WHAT THE TASK REQUIRES => Gather all lines with the word "zoom" in them.

Dataset records =>
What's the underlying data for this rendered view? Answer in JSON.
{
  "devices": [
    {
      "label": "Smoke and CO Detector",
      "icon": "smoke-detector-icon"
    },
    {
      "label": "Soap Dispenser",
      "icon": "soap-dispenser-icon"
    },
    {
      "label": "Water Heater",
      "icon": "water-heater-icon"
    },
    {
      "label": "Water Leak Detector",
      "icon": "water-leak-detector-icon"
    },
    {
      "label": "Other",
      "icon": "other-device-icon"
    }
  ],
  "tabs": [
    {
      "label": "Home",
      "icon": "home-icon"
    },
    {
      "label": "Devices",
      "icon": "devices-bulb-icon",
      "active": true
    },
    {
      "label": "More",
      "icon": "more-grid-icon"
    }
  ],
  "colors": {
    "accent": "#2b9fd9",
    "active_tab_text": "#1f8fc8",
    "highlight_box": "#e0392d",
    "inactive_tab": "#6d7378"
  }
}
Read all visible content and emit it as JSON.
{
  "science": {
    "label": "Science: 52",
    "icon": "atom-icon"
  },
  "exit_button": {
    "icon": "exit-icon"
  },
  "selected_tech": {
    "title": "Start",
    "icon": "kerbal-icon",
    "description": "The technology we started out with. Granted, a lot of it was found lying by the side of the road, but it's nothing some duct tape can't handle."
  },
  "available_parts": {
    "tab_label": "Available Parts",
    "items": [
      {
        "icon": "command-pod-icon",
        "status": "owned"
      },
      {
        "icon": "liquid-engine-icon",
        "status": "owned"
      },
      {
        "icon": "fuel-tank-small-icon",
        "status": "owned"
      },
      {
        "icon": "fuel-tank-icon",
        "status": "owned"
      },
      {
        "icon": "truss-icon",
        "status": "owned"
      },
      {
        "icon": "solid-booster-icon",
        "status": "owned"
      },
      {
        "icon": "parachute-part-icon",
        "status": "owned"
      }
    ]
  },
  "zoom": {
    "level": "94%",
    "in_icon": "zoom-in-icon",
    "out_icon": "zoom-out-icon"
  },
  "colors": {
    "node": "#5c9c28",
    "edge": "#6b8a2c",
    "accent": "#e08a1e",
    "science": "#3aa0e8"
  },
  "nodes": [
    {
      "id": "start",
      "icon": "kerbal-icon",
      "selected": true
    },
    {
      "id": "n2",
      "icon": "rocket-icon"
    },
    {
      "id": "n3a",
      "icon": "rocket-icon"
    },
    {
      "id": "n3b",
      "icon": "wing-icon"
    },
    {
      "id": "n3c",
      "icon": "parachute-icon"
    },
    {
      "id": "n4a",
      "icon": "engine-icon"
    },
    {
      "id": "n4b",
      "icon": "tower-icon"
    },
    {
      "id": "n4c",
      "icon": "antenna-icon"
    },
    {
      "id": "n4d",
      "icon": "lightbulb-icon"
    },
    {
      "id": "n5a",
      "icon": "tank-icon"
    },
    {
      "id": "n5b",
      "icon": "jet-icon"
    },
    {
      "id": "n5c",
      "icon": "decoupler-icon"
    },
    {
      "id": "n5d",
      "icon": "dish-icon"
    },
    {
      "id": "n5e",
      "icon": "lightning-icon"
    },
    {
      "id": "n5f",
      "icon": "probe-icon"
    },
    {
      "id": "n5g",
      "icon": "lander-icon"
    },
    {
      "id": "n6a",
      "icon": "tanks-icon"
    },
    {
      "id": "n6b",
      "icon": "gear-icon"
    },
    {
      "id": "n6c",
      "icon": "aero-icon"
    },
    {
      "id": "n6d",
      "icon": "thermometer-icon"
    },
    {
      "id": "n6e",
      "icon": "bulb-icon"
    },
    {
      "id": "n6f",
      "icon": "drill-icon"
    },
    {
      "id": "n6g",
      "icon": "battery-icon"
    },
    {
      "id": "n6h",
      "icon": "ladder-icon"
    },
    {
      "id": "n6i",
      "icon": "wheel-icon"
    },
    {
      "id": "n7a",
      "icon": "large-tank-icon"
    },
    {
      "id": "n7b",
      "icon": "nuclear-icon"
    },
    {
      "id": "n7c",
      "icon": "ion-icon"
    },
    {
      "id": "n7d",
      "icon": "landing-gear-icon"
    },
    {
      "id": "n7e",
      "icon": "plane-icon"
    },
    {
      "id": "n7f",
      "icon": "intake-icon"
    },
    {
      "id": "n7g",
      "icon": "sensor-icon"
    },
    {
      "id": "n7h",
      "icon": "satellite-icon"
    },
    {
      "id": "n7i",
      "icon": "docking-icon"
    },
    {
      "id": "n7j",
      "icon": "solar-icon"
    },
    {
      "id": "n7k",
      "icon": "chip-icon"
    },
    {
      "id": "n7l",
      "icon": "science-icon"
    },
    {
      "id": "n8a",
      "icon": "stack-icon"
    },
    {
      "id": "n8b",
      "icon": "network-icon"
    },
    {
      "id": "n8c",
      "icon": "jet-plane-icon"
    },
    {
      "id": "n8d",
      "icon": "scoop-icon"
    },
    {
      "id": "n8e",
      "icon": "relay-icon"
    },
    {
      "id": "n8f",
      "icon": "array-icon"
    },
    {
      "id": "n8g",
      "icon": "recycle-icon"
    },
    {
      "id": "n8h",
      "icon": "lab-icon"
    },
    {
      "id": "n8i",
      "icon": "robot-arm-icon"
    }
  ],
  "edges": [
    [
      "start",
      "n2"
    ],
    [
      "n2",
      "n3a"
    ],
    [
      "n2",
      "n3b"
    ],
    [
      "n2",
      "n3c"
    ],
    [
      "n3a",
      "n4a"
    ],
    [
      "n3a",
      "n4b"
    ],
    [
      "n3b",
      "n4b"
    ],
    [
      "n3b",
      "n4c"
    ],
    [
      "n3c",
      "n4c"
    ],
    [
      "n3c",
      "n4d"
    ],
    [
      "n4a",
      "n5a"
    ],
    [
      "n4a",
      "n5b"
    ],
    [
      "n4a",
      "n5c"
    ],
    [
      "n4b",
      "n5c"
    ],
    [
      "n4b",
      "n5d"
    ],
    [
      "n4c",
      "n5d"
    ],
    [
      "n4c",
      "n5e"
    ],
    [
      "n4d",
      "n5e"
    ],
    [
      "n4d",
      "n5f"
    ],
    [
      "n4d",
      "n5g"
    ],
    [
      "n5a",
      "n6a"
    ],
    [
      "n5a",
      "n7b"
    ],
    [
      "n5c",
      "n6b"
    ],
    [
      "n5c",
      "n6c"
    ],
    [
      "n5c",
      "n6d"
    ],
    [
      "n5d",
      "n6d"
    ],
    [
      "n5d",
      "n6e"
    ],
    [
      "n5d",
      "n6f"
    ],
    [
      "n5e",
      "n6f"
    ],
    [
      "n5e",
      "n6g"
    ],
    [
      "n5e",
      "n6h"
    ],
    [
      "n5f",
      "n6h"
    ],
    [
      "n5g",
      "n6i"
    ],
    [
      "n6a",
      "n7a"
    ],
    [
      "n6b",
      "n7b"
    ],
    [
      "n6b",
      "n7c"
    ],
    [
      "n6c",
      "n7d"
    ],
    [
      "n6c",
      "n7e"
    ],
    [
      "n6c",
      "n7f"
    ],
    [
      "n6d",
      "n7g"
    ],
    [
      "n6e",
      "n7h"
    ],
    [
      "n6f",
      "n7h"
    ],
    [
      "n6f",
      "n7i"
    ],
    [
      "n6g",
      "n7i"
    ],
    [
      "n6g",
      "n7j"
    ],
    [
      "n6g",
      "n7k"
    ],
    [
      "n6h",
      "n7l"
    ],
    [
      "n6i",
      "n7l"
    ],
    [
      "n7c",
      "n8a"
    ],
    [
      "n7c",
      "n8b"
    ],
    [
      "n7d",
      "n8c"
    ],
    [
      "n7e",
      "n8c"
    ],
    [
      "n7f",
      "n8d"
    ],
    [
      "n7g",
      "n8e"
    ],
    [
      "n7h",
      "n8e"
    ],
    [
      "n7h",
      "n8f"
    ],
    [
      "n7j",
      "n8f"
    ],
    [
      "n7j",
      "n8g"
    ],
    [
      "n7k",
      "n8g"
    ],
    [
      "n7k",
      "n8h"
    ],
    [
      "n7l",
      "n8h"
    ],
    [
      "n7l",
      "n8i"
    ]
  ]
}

EXERCISE RESULT =>
  "zoom": {
    "in_icon": "zoom-in-icon",
    "out_icon": "zoom-out-icon"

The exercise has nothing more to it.